> **AIM**
In full and without alteration, give the listing again.

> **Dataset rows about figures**
-=-=-

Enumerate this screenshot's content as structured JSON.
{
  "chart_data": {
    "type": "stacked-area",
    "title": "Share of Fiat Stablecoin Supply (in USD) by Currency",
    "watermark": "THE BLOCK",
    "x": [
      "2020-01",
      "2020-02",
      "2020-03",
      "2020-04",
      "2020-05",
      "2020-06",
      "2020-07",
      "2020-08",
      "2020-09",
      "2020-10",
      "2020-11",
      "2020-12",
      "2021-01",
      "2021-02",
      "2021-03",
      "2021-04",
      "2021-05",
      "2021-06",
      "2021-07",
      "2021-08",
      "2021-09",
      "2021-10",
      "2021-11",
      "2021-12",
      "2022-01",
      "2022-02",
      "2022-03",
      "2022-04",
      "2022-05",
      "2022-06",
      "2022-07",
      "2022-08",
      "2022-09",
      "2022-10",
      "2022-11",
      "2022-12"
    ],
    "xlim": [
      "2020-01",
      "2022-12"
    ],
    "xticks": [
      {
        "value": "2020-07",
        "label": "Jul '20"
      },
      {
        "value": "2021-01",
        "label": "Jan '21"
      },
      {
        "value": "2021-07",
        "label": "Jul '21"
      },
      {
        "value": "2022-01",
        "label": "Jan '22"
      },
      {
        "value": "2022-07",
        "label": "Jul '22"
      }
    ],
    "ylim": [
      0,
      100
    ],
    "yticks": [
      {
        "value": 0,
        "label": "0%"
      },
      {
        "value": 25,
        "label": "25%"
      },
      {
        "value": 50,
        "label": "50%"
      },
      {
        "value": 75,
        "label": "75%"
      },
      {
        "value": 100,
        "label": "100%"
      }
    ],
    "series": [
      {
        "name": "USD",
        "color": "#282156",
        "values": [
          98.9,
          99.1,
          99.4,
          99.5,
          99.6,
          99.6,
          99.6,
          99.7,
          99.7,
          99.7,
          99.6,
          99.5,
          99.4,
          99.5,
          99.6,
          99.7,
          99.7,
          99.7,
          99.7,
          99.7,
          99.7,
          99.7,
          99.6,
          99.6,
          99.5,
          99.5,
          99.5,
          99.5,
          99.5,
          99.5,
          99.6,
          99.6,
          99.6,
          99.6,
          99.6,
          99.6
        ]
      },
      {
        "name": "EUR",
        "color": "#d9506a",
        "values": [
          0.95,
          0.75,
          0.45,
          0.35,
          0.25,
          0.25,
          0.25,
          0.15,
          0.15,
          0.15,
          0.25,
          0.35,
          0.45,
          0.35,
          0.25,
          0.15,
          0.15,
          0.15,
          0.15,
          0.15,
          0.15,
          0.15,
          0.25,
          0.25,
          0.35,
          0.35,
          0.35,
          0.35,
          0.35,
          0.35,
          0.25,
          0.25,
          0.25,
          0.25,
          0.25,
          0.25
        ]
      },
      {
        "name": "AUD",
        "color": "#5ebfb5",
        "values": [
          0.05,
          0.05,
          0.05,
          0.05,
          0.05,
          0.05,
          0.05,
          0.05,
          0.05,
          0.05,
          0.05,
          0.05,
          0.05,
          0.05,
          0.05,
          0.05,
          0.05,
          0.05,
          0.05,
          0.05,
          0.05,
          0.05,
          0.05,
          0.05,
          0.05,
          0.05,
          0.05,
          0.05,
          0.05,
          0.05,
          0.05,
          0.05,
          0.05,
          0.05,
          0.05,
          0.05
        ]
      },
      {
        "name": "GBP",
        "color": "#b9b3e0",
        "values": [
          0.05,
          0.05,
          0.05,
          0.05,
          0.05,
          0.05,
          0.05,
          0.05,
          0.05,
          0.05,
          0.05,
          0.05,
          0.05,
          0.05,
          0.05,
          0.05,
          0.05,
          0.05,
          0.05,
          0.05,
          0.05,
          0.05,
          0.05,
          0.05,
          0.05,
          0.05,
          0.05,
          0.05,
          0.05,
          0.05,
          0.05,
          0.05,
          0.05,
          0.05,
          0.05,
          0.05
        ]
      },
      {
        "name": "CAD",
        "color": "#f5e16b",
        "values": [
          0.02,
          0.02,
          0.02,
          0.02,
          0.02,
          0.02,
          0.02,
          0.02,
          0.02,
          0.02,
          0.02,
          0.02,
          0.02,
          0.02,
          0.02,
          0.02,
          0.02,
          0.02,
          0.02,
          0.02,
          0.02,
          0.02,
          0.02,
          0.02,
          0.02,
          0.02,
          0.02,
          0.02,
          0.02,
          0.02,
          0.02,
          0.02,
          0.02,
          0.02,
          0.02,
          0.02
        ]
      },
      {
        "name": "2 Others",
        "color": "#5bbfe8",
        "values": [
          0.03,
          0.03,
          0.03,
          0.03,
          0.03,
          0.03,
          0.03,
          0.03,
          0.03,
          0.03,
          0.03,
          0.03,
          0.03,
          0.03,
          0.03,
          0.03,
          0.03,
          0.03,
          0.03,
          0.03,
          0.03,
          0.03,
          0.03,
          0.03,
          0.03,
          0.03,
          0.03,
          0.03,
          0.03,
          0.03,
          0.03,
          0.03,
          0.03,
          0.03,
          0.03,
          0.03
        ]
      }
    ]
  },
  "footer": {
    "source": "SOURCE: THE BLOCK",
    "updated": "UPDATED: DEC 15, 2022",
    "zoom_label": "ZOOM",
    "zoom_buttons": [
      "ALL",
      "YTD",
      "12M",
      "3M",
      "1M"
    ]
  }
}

-=-=-

> **THE OUTPUT**
Enumerate this screenshot's content as structured JSON.
{
  "chart_data": {
    "type": "stacked-area",
    "title": "Share of Fiat Stablecoin Supply (in USD) by Currency",
    "watermark": "THE BLOCK",
    "x": [
      "2020-01",
      "2020-02",
      "2020-03",
      "2020-04",
      "2020-05",
      "2020-06",
      "2020-07",
      "2020-08",
      "2020-09",
      "2020-10",
      "2020-11",
      "2020-12",
      "2021-01",
      "2021-02",
      "2021-03",
      "2021-04",
      "2021-05",
      "2021-06",
      "2021-07",
      "2021-08",
      "2021-09",
      "2021-10",
      "2021-11",
      "2021-12",
      "2022-01",
      "2022-02",
      "2022-03",
      "2022-04",
      "2022-05",
      "2022-06",
      "2022-07",
      "2022-08",
      "2022-09",
      "2022-10",
      "2022-11",
      "2022-12"
    ],
    "xlim": [
      "2020-01",
      "2022-12"
    ],
    "xticks": [
      {
        "value": "2020-07",
        "label": "Jul '20"
      },
      {
        "value": "2021-01",
        "label": "Jan '21"
      },
      {
        "value": "2021-07",
        "label": "Jul '21"
      },
      {
        "value": "2022-01",
        "label": "Jan '22"
      },
      {
        "value": "2022-07",
        "label": "Jul '22"
      }
    ],
    "ylim": [
      0,
      100
    ],
    "yticks": [
      {
        "value": 0,
        "label": "0%"
      },
      {
        "value": 25,
        "label": "25%"
      },
      {
        "value": 50,
        "label": "50%"
      },
      {
        "value": 75,
        "label": "75%"
      },
      {
        "value": 100,
        "label": "100%"
      }
    ],
    "series": [
      {
        "name": "USD",
        "color": "#282156",
        "values": [
          98.9,
          99.1,
          99.4,
          99.5,
          99.6,
          99.6,
          99.6,
          99.7,
          99.7,
          99.7,
          99.6,
          99.5,
          99.4,
          99.5,
          99.6,
          99.7,
          99.7,
          99.7,
          99.7,
          99.7,
          99.7,
          99.7,
          99.6,
          99.6,
          99.5,
          99.5,
          99.5,
          99.5,
          99.5,
          99.5,
          99.6,
          99.6,
          99.6,
          99.6,
          99.6,
          99.6
        ]
      },
      {
        "name": "EUR",
        "color": "#d9506a",
        "values": [
          0.95,
          0.75,
          0.45,
          0.35,
          0.25,
          0.25,
          0.25,
          0.15,
          0.15,
          0.15,
          0.25,
          0.35,
          0.45,
          0.35,
          0.25,
          0.15,
          0.15,
          0.15,
          0.15,
          0.15,
          0.15,
          0.15,
          0.25,
          0.25,
          0.35,
          0.35,
          0.35,
          0.35,
          0.35,
          0.35,
          0.25,
          0.25,
          0.25,
          0.25,
          0.25,
          0.25
        ]
      },
      {
        "name": "AUD",
        "color": "#5ebfb5",
        "values": [
          0.05,
          0.05,
          0.05,
          0.05,
          0.05,
          0.05,
          0.05,
          0.05,
          0.05,
          0.05,
          0.05,
          0.05,
          0.05,
          0.05,
          0.05,
          0.05,
          0.05,
          0.05,
          0.05,
          0.05,
          0.05,
          0.05,
          0.05,
          0.05,
          0.05,
          0.05,
          0.05,
          0.05,
          0.05,
          0.05,
          0.05,
          0.05,
          0.05,
          0.05,
          0.05,
          0.05
        ]
      },
      {
        "name": "GBP",
        "color": "#b9b3e0",
        "values": [
          0.05,
          0.05,
          0.05,
          0.05,
          0.05,
          0.05,
          0.05,
          0.05,
          0.05,
          0.05,
          0.05,
          0.05,
          0.05,
          0.05,
          0.05,
          0.05,
          0.05,
          0.05,
          0.05,
          0.05,
          0.05,
          0.05,
          0.05,
          0.05,
          0.05,
          0.05,
          0.05,
          0.05,
          0.05,
          0.05,
          0.05,
          0.05,
          0.05,
          0.05,
          0.05,
          0.05
        ]
      },
      {
        "name": "CAD",
        "color": "#f5e16b",
        "values": [
          0.02,
          0.02,
          0.02,
          0.02,
          0.02,
          0.02,
          0.02,
          0.02,
          0.02,
          0.02,
          0.02,
          0.02,
          0.02,
          0.02,
          0.02,
          0.02,
          0.02,
          0.02,
          0.02,
          0.02,
          0.02,
          0.02,
          0.02,
          0.02,
          0.02,
          0.02,
          0.02,
          0.02,
          0.02,
          0.02,
          0.02,
          0.02,
          0.02,
          0.02,
          0.02,
          0.02
        ]
      },
      {
        "name": "2 Others",
        "color": "#5bbfe8",
        "values": [
          0.03,
          0.03,
          0.03,
          0.03,
          0.03,
          0.03,
          0.03,
          0.03,
          0.03,
          0.03,
          0.03,
          0.03,
          0.03,
          0.03,
          0.03,
          0.03,
          0.03,
          0.03,
          0.03,
          0.03,
          0.03,
          0.03,
          0.03,
          0.03,
          0.03,
          0.03,
          0.03,
          0.03,
          0.03,
          0.03,
          0.03,
          0.03,
          0.03,
          0.03,
          0.03,
          0.03
        ]
      }
    ]
  },
  "footer": {
    "source": "SOURCE: THE BLOCK",
    "updated": "UPDATED: DEC 15, 2022",
    "zoom_label": "ZOOM",
    "zoom_buttons": [
      "ALL",
      "YTD",
      "12M",
      "3M",
      "1M"
    ]
  }
}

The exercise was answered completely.